EXERCISE BRIEF: Repeat the entire listing exactly as written.

----- PROVIDED RECORDS -----

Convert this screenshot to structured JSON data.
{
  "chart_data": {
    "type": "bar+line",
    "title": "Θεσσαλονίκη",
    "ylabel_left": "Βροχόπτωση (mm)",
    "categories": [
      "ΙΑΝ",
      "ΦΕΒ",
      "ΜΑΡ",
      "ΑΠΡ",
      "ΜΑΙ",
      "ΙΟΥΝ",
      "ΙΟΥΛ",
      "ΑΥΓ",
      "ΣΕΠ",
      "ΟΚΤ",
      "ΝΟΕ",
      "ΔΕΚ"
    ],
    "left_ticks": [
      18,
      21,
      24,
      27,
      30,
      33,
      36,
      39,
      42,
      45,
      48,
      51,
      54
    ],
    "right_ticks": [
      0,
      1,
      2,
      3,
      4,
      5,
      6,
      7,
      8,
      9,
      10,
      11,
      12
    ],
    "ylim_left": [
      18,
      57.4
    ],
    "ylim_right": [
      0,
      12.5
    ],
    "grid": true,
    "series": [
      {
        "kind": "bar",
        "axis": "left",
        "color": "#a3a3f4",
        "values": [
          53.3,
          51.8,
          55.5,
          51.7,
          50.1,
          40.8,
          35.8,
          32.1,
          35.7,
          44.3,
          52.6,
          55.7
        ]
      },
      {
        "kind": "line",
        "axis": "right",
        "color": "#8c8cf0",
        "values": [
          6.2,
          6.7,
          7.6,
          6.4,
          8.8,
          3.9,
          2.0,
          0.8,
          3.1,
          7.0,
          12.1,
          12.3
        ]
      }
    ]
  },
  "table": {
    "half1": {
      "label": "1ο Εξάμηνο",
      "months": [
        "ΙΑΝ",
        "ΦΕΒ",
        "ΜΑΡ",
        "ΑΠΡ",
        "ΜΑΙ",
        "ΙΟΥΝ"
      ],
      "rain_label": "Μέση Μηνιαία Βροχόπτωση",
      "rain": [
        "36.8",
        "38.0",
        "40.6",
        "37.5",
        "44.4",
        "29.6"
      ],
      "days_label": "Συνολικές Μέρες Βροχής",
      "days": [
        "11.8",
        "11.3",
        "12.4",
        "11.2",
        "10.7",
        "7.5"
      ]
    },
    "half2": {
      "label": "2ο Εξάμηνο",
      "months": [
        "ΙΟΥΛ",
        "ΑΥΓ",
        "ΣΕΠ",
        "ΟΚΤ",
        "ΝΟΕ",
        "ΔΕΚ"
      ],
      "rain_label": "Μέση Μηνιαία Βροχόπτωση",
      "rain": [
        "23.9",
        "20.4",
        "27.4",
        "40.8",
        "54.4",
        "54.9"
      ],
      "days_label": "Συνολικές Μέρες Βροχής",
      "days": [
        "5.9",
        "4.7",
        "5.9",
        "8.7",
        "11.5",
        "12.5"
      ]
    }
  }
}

-----

WRITTEN RESPONSE:
Convert this screenshot to structured JSON data.
{
  "chart_data": {
    "type": "bar+line",
    "title": "Θεσσαλονίκη",
    "ylabel_left": "Βροχόπτωση (mm)",
    "categories": [
      "ΙΑΝ",
      "ΦΕΒ",
      "ΜΑΡ",
      "ΑΠΡ",
      "ΜΑΙ",
      "ΙΟΥΝ",
      "ΙΟΥΛ",
      "ΑΥΓ",
      "ΣΕΠ",
      "ΟΚΤ",
      "ΝΟΕ",
      "ΔΕΚ"
    ],
    "left_ticks": [
      18,
      21,
      24,
      27,
      30,
      33,
      36,
      39,
      42,
      45,
      48,
      51,
      54
    ],
    "right_ticks": [
      0,
      1,
      2,
      3,
      4,
      5,
      6,
      7,
      8,
      9,
      10,
      11,
      12
    ],
    "ylim_left": [
      18,
      57.4
    ],
    "ylim_right": [
      0,
      12.5
    ],
    "grid": true,
    "series": [
      {
        "kind": "bar",
        "axis": "left",
        "color": "#a3a3f4",
        "values": [
          53.3,
          51.8,
          55.5,
          51.7,
          50.1,
          40.8,
          35.8,
          32.1,
          35.7,
          44.3,
          52.6,
          55.7
        ]
      },
      {
        "kind": "line",
        "axis": "right",
        "color": "#8c8cf0",
        "values": [
          6.2,
          6.7,
          7.6,
          6.4,
          8.8,
          3.9,
          2.0,
          0.8,
          3.1,
          7.0,
          12.1,
          12.3
        ]
      }
    ]
  },
  "table": {
    "half1": {
      "label": "1ο Εξάμηνο",
      "months": [
        "ΙΑΝ",
        "ΦΕΒ",
        "ΜΑΡ",
        "ΑΠΡ",
        "ΜΑΙ",
        "ΙΟΥΝ"
      ],
      "rain_label": "Μέση Μηνιαία Βροχόπτωση",
      "rain": [
        "36.8",
        "38.0",
        "40.6",
        "37.5",
        "44.4",
        "29.6"
      ],
      "days_label": "Συνολικές Μέρες Βροχής",
      "days": [
        "11.8",
        "11.3",
        "12.4",
        "11.2",
        "10.7",
        "7.5"
      ]
    },
    "half2": {
      "label": "2ο Εξάμηνο",
      "months": [
        "ΙΟΥΛ",
        "ΑΥΓ",
        "ΣΕΠ",
        "ΟΚΤ",
        "ΝΟΕ",
        "ΔΕΚ"
      ],
      "rain_label": "Μέση Μηνιαία Βροχόπτωση",
      "rain": [
        "23.9",
        "20.4",
        "27.4",
        "40.8",
        "54.4",
        "54.9"
      ],
      "days_label": "Συνολικές Μέρες Βροχής",
      "days": [
        "5.9",
        "4.7",
        "5.9",
        "8.7",
        "11.5",
        "12.5"
      ]
    }
  }
}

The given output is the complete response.